- **Source material**
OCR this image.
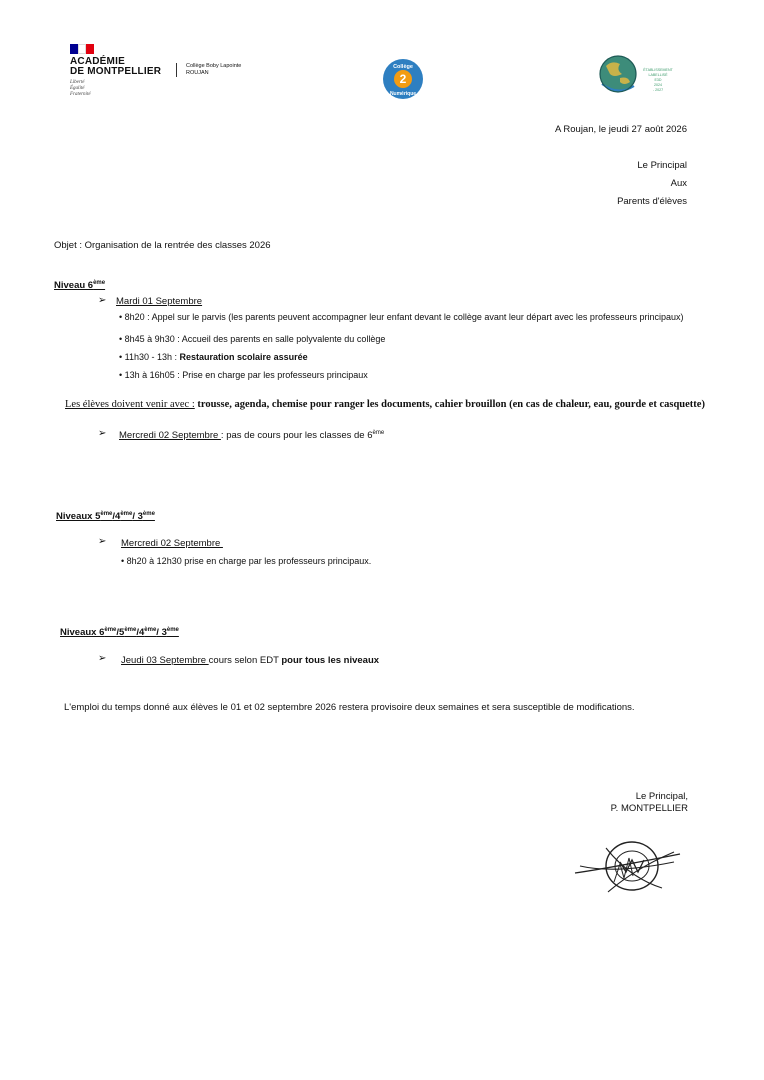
ACADÉMIE
DE MONTPELLIER
Liberté
Égalité
Fraternité
Collège Boby Lapointe
ROUJAN	2
Collège
Numérique
ÉTABLISSEMENT
LABELLISÉ
E3D
2024
- 2027
A Roujan, le jeudi 27 août 2026
Le Principal
Aux
Parents d'élèves
Objet : Organisation de la rentrée des classes 2026
Niveau 6ème
➢ Mardi 01 Septembre
• 8h20 : Appel sur le parvis (les parents peuvent accompagner leur enfant devant le collège avant leur départ avec les professeurs principaux)
• 8h45 à 9h30 : Accueil des parents en salle polyvalente du collège
• 11h30 - 13h : Restauration scolaire assurée
• 13h à 16h05 : Prise en charge par les professeurs principaux
Les élèves doivent venir avec : trousse, agenda, chemise pour ranger les documents, cahier brouillon (en cas de chaleur, eau, gourde et casquette)
➢ Mercredi 02 Septembre : pas de cours pour les classes de 6ème
Niveaux 5ème/4ème/ 3ème
➢ Mercredi 02 Septembre
• 8h20 à 12h30 prise en charge par les professeurs principaux.
Niveaux 6ème/5ème/4ème/ 3ème
➢ Jeudi 03 Septembre cours selon EDT pour tous les niveaux
L'emploi du temps donné aux élèves le 01 et 02 septembre 2026 restera provisoire deux semaines et sera susceptible de modifications.
Le Principal,
P. MONTPELLIER
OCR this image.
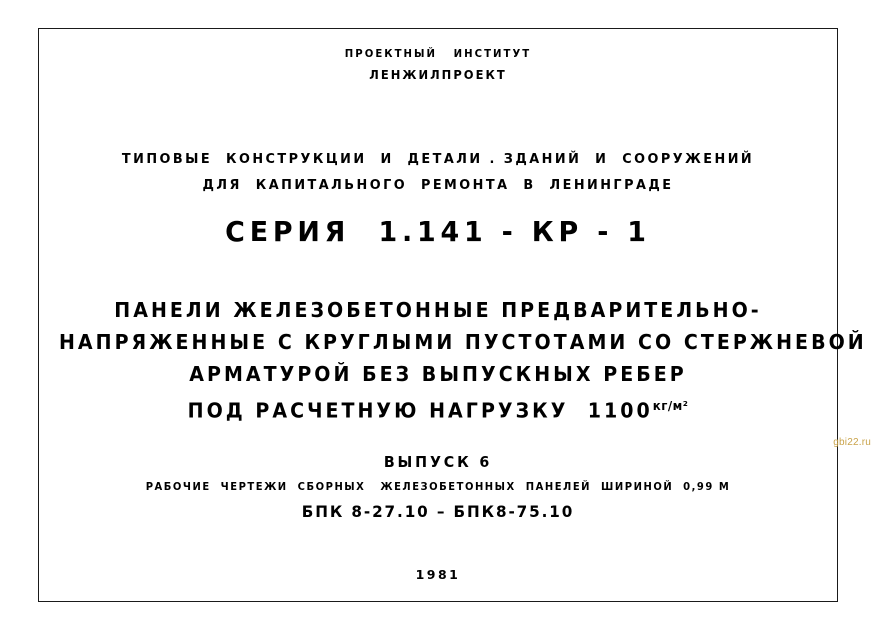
ПРОЕКТНЫЙ   ИНСТИТУТ
ЛЕНЖИЛПРОЕКТ
ТИПОВЫЕ  КОНСТРУКЦИИ  И  ДЕТАЛИ . ЗДАНИЙ  И  СООРУЖЕНИЙ
ДЛЯ  КАПИТАЛЬНОГО  РЕМОНТА  В  ЛЕНИНГРАДЕ
СЕРИЯ  1.141 - КР - 1
ПАНЕЛИ ЖЕЛЕЗОБЕТОННЫЕ ПРЕДВАРИТЕЛЬНО-
НАПРЯЖЕННЫЕ С КРУГЛЫМИ ПУСТОТАМИ СО СТЕРЖНЕВОЙ
АРМАТУРОЙ БЕЗ ВЫПУСКНЫХ РЕБЕР
ПОД РАСЧЕТНУЮ НАГРУЗКУ  $1100^{кг/м^2}$
ВЫПУСК 6
РАБОЧИЕ  ЧЕРТЕЖИ  СБОРНЫХ   ЖЕЛЕЗОБЕТОННЫХ  ПАНЕЛЕЙ  ШИРИНОЙ  0,99 М
БПК 8-27.10 – БПК8-75.10
1981
gbi22.ru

- **Work to be completed**
Will you restate every entry word for word and omit the images?

- **Exercise answer**
OCR this image.
ACADÉMIE
DE MONTPELLIER
Liberté
Égalité
Fraternité
Collège Boby Lapointe
ROUJAN	2
Collège
Numérique
ÉTABLISSEMENT
LABELLISÉ
E3D
2024
- 2027
A Roujan, le jeudi 27 août 2026
Le Principal
Aux
Parents d'élèves
Objet : Organisation de la rentrée des classes 2026
Niveau 6ème
➢ Mardi 01 Septembre
• 8h20 : Appel sur le parvis (les parents peuvent accompagner leur enfant devant le collège avant leur départ avec les professeurs principaux)
• 8h45 à 9h30 : Accueil des parents en salle polyvalente du collège
• 11h30 - 13h : Restauration scolaire assurée
• 13h à 16h05 : Prise en charge par les professeurs principaux
Les élèves doivent venir avec : trousse, agenda, chemise pour ranger les documents, cahier brouillon (en cas de chaleur, eau, gourde et casquette)
➢ Mercredi 02 Septembre : pas de cours pour les classes de 6ème
Niveaux 5ème/4ème/ 3ème
➢ Mercredi 02 Septembre
• 8h20 à 12h30 prise en charge par les professeurs principaux.
Niveaux 6ème/5ème/4ème/ 3ème
➢ Jeudi 03 Septembre cours selon EDT pour tous les niveaux
L'emploi du temps donné aux élèves le 01 et 02 septembre 2026 restera provisoire deux semaines et sera susceptible de modifications.
Le Principal,
P. MONTPELLIER
OCR this image.
ПРОЕКТНЫЙ   ИНСТИТУТ
ЛЕНЖИЛПРОЕКТ
ТИПОВЫЕ  КОНСТРУКЦИИ  И  ДЕТАЛИ . ЗДАНИЙ  И  СООРУЖЕНИЙ
ДЛЯ  КАПИТАЛЬНОГО  РЕМОНТА  В  ЛЕНИНГРАДЕ
СЕРИЯ  1.141 - КР - 1
ПАНЕЛИ ЖЕЛЕЗОБЕТОННЫЕ ПРЕДВАРИТЕЛЬНО-
НАПРЯЖЕННЫЕ С КРУГЛЫМИ ПУСТОТАМИ СО СТЕРЖНЕВОЙ
АРМАТУРОЙ БЕЗ ВЫПУСКНЫХ РЕБЕР
ПОД РАСЧЕТНУЮ НАГРУЗКУ  $1100^{кг/м^2}$
ВЫПУСК 6
РАБОЧИЕ  ЧЕРТЕЖИ  СБОРНЫХ   ЖЕЛЕЗОБЕТОННЫХ  ПАНЕЛЕЙ  ШИРИНОЙ  0,99 М
БПК 8-27.10 – БПК8-75.10
1981
gbi22.ru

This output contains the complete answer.